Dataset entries
-- BEGIN --

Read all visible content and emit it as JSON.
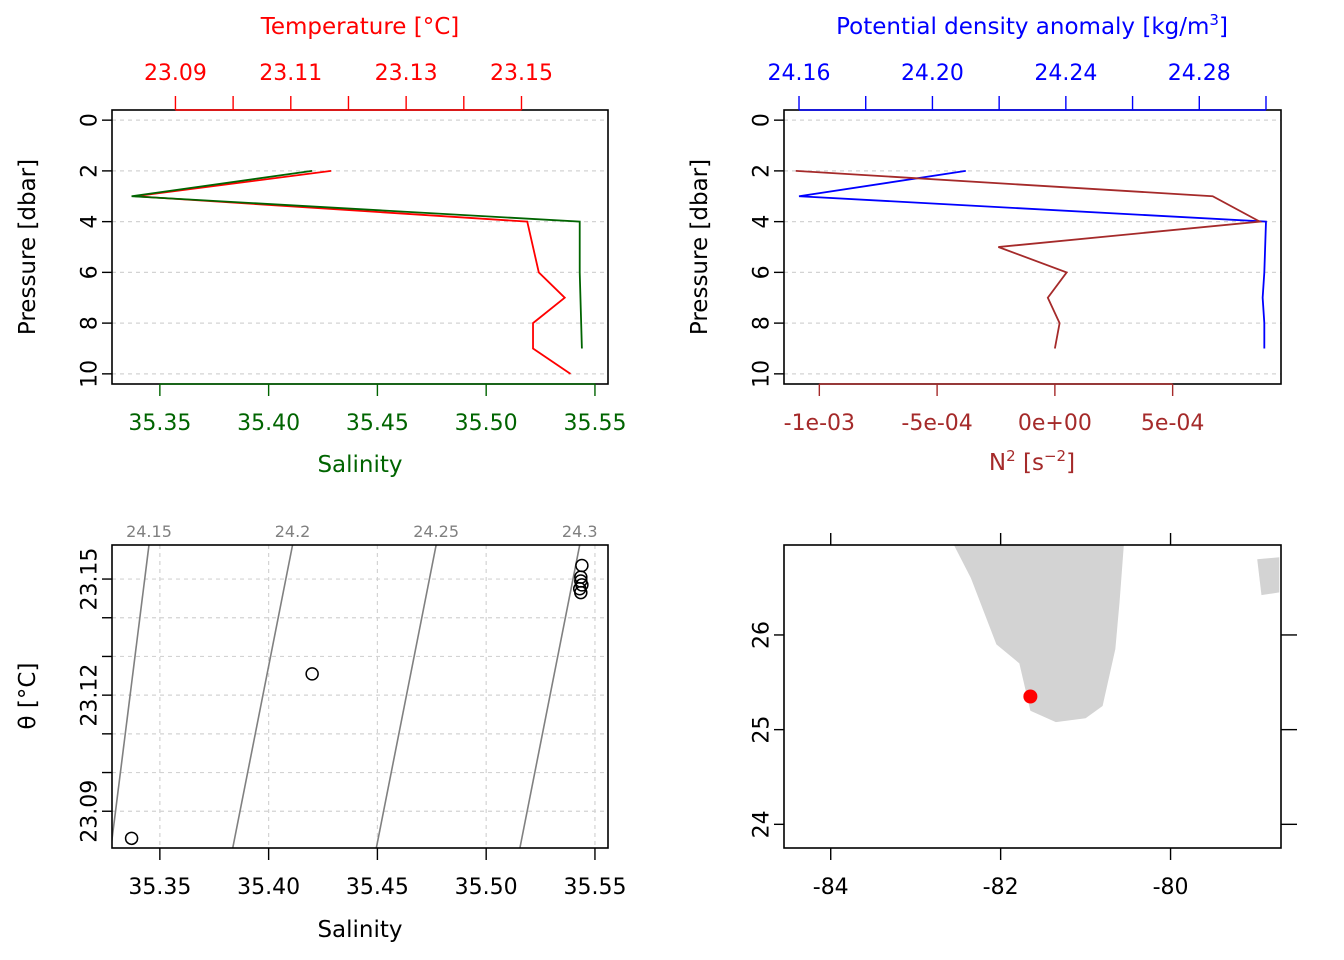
{
  "chart_data": [
    {
      "id": "ts_profile",
      "type": "line",
      "title": "Temperature [°C]",
      "xlabel": "Salinity",
      "ylabel": "Pressure [dbar]",
      "top_axis": {
        "label": "Temperature [°C]",
        "ticks": [
          23.09,
          23.1,
          23.11,
          23.12,
          23.13,
          23.14,
          23.15
        ],
        "tick_labels": [
          "23.09",
          "23.11",
          "23.13",
          "23.15"
        ],
        "range": [
          23.079,
          23.165
        ],
        "color": "#ff0000"
      },
      "bottom_axis": {
        "label": "Salinity",
        "ticks": [
          35.35,
          35.4,
          35.45,
          35.5,
          35.55
        ],
        "tick_labels": [
          "35.35",
          "35.40",
          "35.45",
          "35.50",
          "35.55"
        ],
        "range": [
          35.328,
          35.556
        ],
        "color": "#006400"
      },
      "left_axis": {
        "ticks": [
          0,
          2,
          4,
          6,
          8,
          10
        ],
        "tick_labels": [
          "0",
          "2",
          "4",
          "6",
          "8",
          "10"
        ],
        "range": [
          10.4,
          -0.4
        ],
        "reversed": true
      },
      "grid": true,
      "series": [
        {
          "axis": "top",
          "color": "#ff0000",
          "pressure": [
            2,
            3,
            4,
            6,
            7,
            8,
            9,
            10
          ],
          "values": [
            23.117,
            23.083,
            23.151,
            23.153,
            23.1575,
            23.152,
            23.152,
            23.1585
          ]
        },
        {
          "axis": "bottom",
          "color": "#006400",
          "pressure": [
            2,
            3,
            4,
            6,
            9
          ],
          "values": [
            35.42,
            35.337,
            35.543,
            35.543,
            35.544
          ]
        }
      ]
    },
    {
      "id": "density_profile",
      "type": "line",
      "title": "Potential density anomaly [kg/m3]",
      "xlabel": "N2 [s-2]",
      "ylabel": "Pressure [dbar]",
      "top_axis": {
        "label": "Potential density anomaly [kg/m3]",
        "ticks": [
          24.16,
          24.18,
          24.2,
          24.22,
          24.24,
          24.26,
          24.28,
          24.3
        ],
        "tick_labels": [
          "24.16",
          "24.20",
          "24.24",
          "24.28"
        ],
        "range": [
          24.1555,
          24.3045
        ],
        "color": "#0000ff"
      },
      "bottom_axis": {
        "label": "N2 [s-2]",
        "ticks": [
          -0.001,
          -0.0005,
          0,
          0.0005
        ],
        "tick_labels": [
          "-1e-03",
          "-5e-04",
          "0e+00",
          "5e-04"
        ],
        "range": [
          -0.00115,
          0.00096
        ],
        "color": "#a52a2a"
      },
      "left_axis": {
        "ticks": [
          0,
          2,
          4,
          6,
          8,
          10
        ],
        "tick_labels": [
          "0",
          "2",
          "4",
          "6",
          "8",
          "10"
        ],
        "range": [
          10.4,
          -0.4
        ],
        "reversed": true
      },
      "grid": true,
      "series": [
        {
          "axis": "top",
          "color": "#0000ff",
          "pressure": [
            2,
            3,
            4,
            6,
            7,
            8,
            9
          ],
          "values": [
            24.21,
            24.16,
            24.3,
            24.2995,
            24.299,
            24.2995,
            24.2995
          ]
        },
        {
          "axis": "bottom",
          "color": "#a52a2a",
          "pressure": [
            2,
            3,
            4,
            5,
            6,
            7,
            8,
            9
          ],
          "values": [
            -0.0011,
            0.00067,
            0.00087,
            -0.00024,
            5e-05,
            -3e-05,
            2e-05,
            0.0
          ]
        }
      ]
    },
    {
      "id": "ts_diagram",
      "type": "scatter",
      "xlabel": "Salinity",
      "ylabel": "θ [°C]",
      "x_ticks": [
        35.35,
        35.4,
        35.45,
        35.5,
        35.55
      ],
      "x_tick_labels": [
        "35.35",
        "35.40",
        "35.45",
        "35.50",
        "35.55"
      ],
      "xlim": [
        35.328,
        35.556
      ],
      "y_ticks": [
        23.09,
        23.1,
        23.11,
        23.12,
        23.13,
        23.14,
        23.15
      ],
      "y_tick_labels": [
        "23.09",
        "23.12",
        "23.15"
      ],
      "ylim": [
        23.0805,
        23.1588
      ],
      "grid": true,
      "isopycnals": [
        {
          "label": "24.15",
          "s_top": 35.345,
          "s_bottom": 35.3275
        },
        {
          "label": "24.2",
          "s_top": 35.411,
          "s_bottom": 35.3835
        },
        {
          "label": "24.25",
          "s_top": 35.477,
          "s_bottom": 35.4495
        },
        {
          "label": "24.3",
          "s_top": 35.543,
          "s_bottom": 35.5155
        }
      ],
      "points": [
        {
          "s": 35.337,
          "t": 23.083
        },
        {
          "s": 35.42,
          "t": 23.1255
        },
        {
          "s": 35.544,
          "t": 23.1535
        },
        {
          "s": 35.5435,
          "t": 23.1505
        },
        {
          "s": 35.5435,
          "t": 23.1495
        },
        {
          "s": 35.544,
          "t": 23.1485
        },
        {
          "s": 35.543,
          "t": 23.1475
        },
        {
          "s": 35.5435,
          "t": 23.1465
        }
      ]
    },
    {
      "id": "station_map",
      "type": "scatter",
      "x_ticks": [
        -84,
        -82,
        -80
      ],
      "x_tick_labels": [
        "-84",
        "-82",
        "-80"
      ],
      "xlim": [
        -84.55,
        -78.7
      ],
      "y_ticks": [
        24,
        25,
        26
      ],
      "y_tick_labels": [
        "24",
        "25",
        "26"
      ],
      "ylim": [
        23.75,
        26.95
      ],
      "land_color": "#d3d3d3",
      "station": {
        "lon": -81.65,
        "lat": 25.35,
        "color": "#ff0000"
      },
      "land": [
        [
          [
            -82.35,
            26.95
          ],
          [
            -80.55,
            26.95
          ],
          [
            -80.6,
            26.35
          ],
          [
            -80.65,
            25.85
          ],
          [
            -80.8,
            25.25
          ],
          [
            -81.0,
            25.12
          ],
          [
            -81.35,
            25.08
          ],
          [
            -81.65,
            25.2
          ],
          [
            -81.78,
            25.7
          ],
          [
            -82.05,
            25.9
          ],
          [
            -82.35,
            26.6
          ],
          [
            -82.55,
            26.95
          ]
        ],
        [
          [
            -78.98,
            26.8
          ],
          [
            -78.72,
            26.82
          ],
          [
            -78.72,
            26.45
          ],
          [
            -78.93,
            26.42
          ]
        ]
      ]
    }
  ]
}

-- END --

Aim
Quote each record exactly as it stands, minus the pictures.

Result of the task
Read all visible content and emit it as JSON.
{
  "chart_data": [
    {
      "id": "ts_profile",
      "type": "line",
      "title": "Temperature [°C]",
      "xlabel": "Salinity",
      "ylabel": "Pressure [dbar]",
      "top_axis": {
        "label": "Temperature [°C]",
        "ticks": [
          23.09,
          23.1,
          23.11,
          23.12,
          23.13,
          23.14,
          23.15
        ],
        "tick_labels": [
          "23.09",
          "23.11",
          "23.13",
          "23.15"
        ],
        "range": [
          23.079,
          23.165
        ],
        "color": "#ff0000"
      },
      "bottom_axis": {
        "label": "Salinity",
        "ticks": [
          35.35,
          35.4,
          35.45,
          35.5,
          35.55
        ],
        "tick_labels": [
          "35.35",
          "35.40",
          "35.45",
          "35.50",
          "35.55"
        ],
        "range": [
          35.328,
          35.556
        ],
        "color": "#006400"
      },
      "left_axis": {
        "ticks": [
          0,
          2,
          4,
          6,
          8,
          10
        ],
        "tick_labels": [
          "0",
          "2",
          "4",
          "6",
          "8",
          "10"
        ],
        "range": [
          10.4,
          -0.4
        ],
        "reversed": true
      },
      "grid": true,
      "series": [
        {
          "axis": "top",
          "color": "#ff0000",
          "pressure": [
            2,
            3,
            4,
            6,
            7,
            8,
            9,
            10
          ],
          "values": [
            23.117,
            23.083,
            23.151,
            23.153,
            23.1575,
            23.152,
            23.152,
            23.1585
          ]
        },
        {
          "axis": "bottom",
          "color": "#006400",
          "pressure": [
            2,
            3,
            4,
            6,
            9
          ],
          "values": [
            35.42,
            35.337,
            35.543,
            35.543,
            35.544
          ]
        }
      ]
    },
    {
      "id": "density_profile",
      "type": "line",
      "title": "Potential density anomaly [kg/m3]",
      "xlabel": "N2 [s-2]",
      "ylabel": "Pressure [dbar]",
      "top_axis": {
        "label": "Potential density anomaly [kg/m3]",
        "ticks": [
          24.16,
          24.18,
          24.2,
          24.22,
          24.24,
          24.26,
          24.28,
          24.3
        ],
        "tick_labels": [
          "24.16",
          "24.20",
          "24.24",
          "24.28"
        ],
        "range": [
          24.1555,
          24.3045
        ],
        "color": "#0000ff"
      },
      "bottom_axis": {
        "label": "N2 [s-2]",
        "ticks": [
          -0.001,
          -0.0005,
          0,
          0.0005
        ],
        "tick_labels": [
          "-1e-03",
          "-5e-04",
          "0e+00",
          "5e-04"
        ],
        "range": [
          -0.00115,
          0.00096
        ],
        "color": "#a52a2a"
      },
      "left_axis": {
        "ticks": [
          0,
          2,
          4,
          6,
          8,
          10
        ],
        "tick_labels": [
          "0",
          "2",
          "4",
          "6",
          "8",
          "10"
        ],
        "range": [
          10.4,
          -0.4
        ],
        "reversed": true
      },
      "grid": true,
      "series": [
        {
          "axis": "top",
          "color": "#0000ff",
          "pressure": [
            2,
            3,
            4,
            6,
            7,
            8,
            9
          ],
          "values": [
            24.21,
            24.16,
            24.3,
            24.2995,
            24.299,
            24.2995,
            24.2995
          ]
        },
        {
          "axis": "bottom",
          "color": "#a52a2a",
          "pressure": [
            2,
            3,
            4,
            5,
            6,
            7,
            8,
            9
          ],
          "values": [
            -0.0011,
            0.00067,
            0.00087,
            -0.00024,
            5e-05,
            -3e-05,
            2e-05,
            0.0
          ]
        }
      ]
    },
    {
      "id": "ts_diagram",
      "type": "scatter",
      "xlabel": "Salinity",
      "ylabel": "θ [°C]",
      "x_ticks": [
        35.35,
        35.4,
        35.45,
        35.5,
        35.55
      ],
      "x_tick_labels": [
        "35.35",
        "35.40",
        "35.45",
        "35.50",
        "35.55"
      ],
      "xlim": [
        35.328,
        35.556
      ],
      "y_ticks": [
        23.09,
        23.1,
        23.11,
        23.12,
        23.13,
        23.14,
        23.15
      ],
      "y_tick_labels": [
        "23.09",
        "23.12",
        "23.15"
      ],
      "ylim": [
        23.0805,
        23.1588
      ],
      "grid": true,
      "isopycnals": [
        {
          "label": "24.15",
          "s_top": 35.345,
          "s_bottom": 35.3275
        },
        {
          "label": "24.2",
          "s_top": 35.411,
          "s_bottom": 35.3835
        },
        {
          "label": "24.25",
          "s_top": 35.477,
          "s_bottom": 35.4495
        },
        {
          "label": "24.3",
          "s_top": 35.543,
          "s_bottom": 35.5155
        }
      ],
      "points": [
        {
          "s": 35.337,
          "t": 23.083
        },
        {
          "s": 35.42,
          "t": 23.1255
        },
        {
          "s": 35.544,
          "t": 23.1535
        },
        {
          "s": 35.5435,
          "t": 23.1505
        },
        {
          "s": 35.5435,
          "t": 23.1495
        },
        {
          "s": 35.544,
          "t": 23.1485
        },
        {
          "s": 35.543,
          "t": 23.1475
        },
        {
          "s": 35.5435,
          "t": 23.1465
        }
      ]
    },
    {
      "id": "station_map",
      "type": "scatter",
      "x_ticks": [
        -84,
        -82,
        -80
      ],
      "x_tick_labels": [
        "-84",
        "-82",
        "-80"
      ],
      "xlim": [
        -84.55,
        -78.7
      ],
      "y_ticks": [
        24,
        25,
        26
      ],
      "y_tick_labels": [
        "24",
        "25",
        "26"
      ],
      "ylim": [
        23.75,
        26.95
      ],
      "land_color": "#d3d3d3",
      "station": {
        "lon": -81.65,
        "lat": 25.35,
        "color": "#ff0000"
      },
      "land": [
        [
          [
            -82.35,
            26.95
          ],
          [
            -80.55,
            26.95
          ],
          [
            -80.6,
            26.35
          ],
          [
            -80.65,
            25.85
          ],
          [
            -80.8,
            25.25
          ],
          [
            -81.0,
            25.12
          ],
          [
            -81.35,
            25.08
          ],
          [
            -81.65,
            25.2
          ],
          [
            -81.78,
            25.7
          ],
          [
            -82.05,
            25.9
          ],
          [
            -82.35,
            26.6
          ],
          [
            -82.55,
            26.95
          ]
        ],
        [
          [
            -78.98,
            26.8
          ],
          [
            -78.72,
            26.82
          ],
          [
            -78.72,
            26.45
          ],
          [
            -78.93,
            26.42
          ]
        ]
      ]
    }
  ]
}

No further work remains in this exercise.